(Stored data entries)

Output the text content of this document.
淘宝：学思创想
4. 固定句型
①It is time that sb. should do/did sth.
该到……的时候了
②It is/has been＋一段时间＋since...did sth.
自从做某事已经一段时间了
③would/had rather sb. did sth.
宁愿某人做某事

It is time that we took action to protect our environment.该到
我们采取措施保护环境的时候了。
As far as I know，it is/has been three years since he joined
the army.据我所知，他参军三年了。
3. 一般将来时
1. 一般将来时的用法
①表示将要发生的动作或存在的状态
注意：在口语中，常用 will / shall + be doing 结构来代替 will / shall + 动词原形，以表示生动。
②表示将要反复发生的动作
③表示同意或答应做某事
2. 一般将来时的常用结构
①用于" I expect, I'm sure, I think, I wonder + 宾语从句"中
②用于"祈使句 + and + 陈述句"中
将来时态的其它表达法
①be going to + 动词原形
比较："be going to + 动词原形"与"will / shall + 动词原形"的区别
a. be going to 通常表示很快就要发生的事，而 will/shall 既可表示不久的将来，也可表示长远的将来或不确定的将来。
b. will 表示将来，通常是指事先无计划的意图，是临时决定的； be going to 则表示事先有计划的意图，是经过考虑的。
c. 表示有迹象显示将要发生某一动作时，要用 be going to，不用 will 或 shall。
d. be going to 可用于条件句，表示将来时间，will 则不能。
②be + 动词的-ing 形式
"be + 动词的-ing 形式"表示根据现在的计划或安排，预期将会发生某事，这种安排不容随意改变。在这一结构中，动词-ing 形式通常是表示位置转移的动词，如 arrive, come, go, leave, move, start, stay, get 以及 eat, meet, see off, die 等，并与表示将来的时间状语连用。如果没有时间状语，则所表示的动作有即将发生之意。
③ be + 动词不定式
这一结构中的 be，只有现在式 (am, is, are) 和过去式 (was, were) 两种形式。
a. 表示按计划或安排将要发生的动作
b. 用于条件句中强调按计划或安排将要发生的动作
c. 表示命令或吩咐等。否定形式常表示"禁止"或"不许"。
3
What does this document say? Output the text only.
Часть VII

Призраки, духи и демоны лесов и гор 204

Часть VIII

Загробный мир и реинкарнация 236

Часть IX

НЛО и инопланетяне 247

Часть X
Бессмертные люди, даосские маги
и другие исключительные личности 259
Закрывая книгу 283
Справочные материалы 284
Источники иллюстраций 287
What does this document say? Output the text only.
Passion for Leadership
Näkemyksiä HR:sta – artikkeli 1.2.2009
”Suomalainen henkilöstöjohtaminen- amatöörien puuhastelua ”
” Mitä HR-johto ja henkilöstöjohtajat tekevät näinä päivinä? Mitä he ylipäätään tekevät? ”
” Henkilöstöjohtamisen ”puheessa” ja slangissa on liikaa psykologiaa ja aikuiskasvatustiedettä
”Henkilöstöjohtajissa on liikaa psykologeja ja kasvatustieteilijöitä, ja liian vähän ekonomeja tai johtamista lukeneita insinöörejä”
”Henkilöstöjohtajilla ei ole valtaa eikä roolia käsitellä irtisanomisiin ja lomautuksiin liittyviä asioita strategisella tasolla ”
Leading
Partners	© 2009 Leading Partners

What you need to do »
Write out the entries above once more, without altering anything.

Response for this exercise »
Output the text content of this document.
淘宝：学思创想
4. 固定句型
①It is time that sb. should do/did sth.
该到……的时候了
②It is/has been＋一段时间＋since...did sth.
自从做某事已经一段时间了
③would/had rather sb. did sth.
宁愿某人做某事

It is time that we took action to protect our environment.该到
我们采取措施保护环境的时候了。
As far as I know，it is/has been three years since he joined
the army.据我所知，他参军三年了。
3. 一般将来时
1. 一般将来时的用法
①表示将要发生的动作或存在的状态
注意：在口语中，常用 will / shall + be doing 结构来代替 will / shall + 动词原形，以表示生动。
②表示将要反复发生的动作
③表示同意或答应做某事
2. 一般将来时的常用结构
①用于" I expect, I'm sure, I think, I wonder + 宾语从句"中
②用于"祈使句 + and + 陈述句"中
将来时态的其它表达法
①be going to + 动词原形
比较："be going to + 动词原形"与"will / shall + 动词原形"的区别
a. be going to 通常表示很快就要发生的事，而 will/shall 既可表示不久的将来，也可表示长远的将来或不确定的将来。
b. will 表示将来，通常是指事先无计划的意图，是临时决定的； be going to 则表示事先有计划的意图，是经过考虑的。
c. 表示有迹象显示将要发生某一动作时，要用 be going to，不用 will 或 shall。
d. be going to 可用于条件句，表示将来时间，will 则不能。
②be + 动词的-ing 形式
"be + 动词的-ing 形式"表示根据现在的计划或安排，预期将会发生某事，这种安排不容随意改变。在这一结构中，动词-ing 形式通常是表示位置转移的动词，如 arrive, come, go, leave, move, start, stay, get 以及 eat, meet, see off, die 等，并与表示将来的时间状语连用。如果没有时间状语，则所表示的动作有即将发生之意。
③ be + 动词不定式
这一结构中的 be，只有现在式 (am, is, are) 和过去式 (was, were) 两种形式。
a. 表示按计划或安排将要发生的动作
b. 用于条件句中强调按计划或安排将要发生的动作
c. 表示命令或吩咐等。否定形式常表示"禁止"或"不许"。
3
What does this document say? Output the text only.
Часть VII

Призраки, духи и демоны лесов и гор 204

Часть VIII

Загробный мир и реинкарнация 236

Часть IX

НЛО и инопланетяне 247

Часть X
Бессмертные люди, даосские маги
и другие исключительные личности 259
Закрывая книгу 283
Справочные материалы 284
Источники иллюстраций 287
What does this document say? Output the text only.
Passion for Leadership
Näkemyksiä HR:sta – artikkeli 1.2.2009
”Suomalainen henkilöstöjohtaminen- amatöörien puuhastelua ”
” Mitä HR-johto ja henkilöstöjohtajat tekevät näinä päivinä? Mitä he ylipäätään tekevät? ”
” Henkilöstöjohtamisen ”puheessa” ja slangissa on liikaa psykologiaa ja aikuiskasvatustiedettä
”Henkilöstöjohtajissa on liikaa psykologeja ja kasvatustieteilijöitä, ja liian vähän ekonomeja tai johtamista lukeneita insinöörejä”
”Henkilöstöjohtajilla ei ole valtaa eikä roolia käsitellä irtisanomisiin ja lomautuksiin liittyviä asioita strategisella tasolla ”
Leading
Partners	© 2009 Leading Partners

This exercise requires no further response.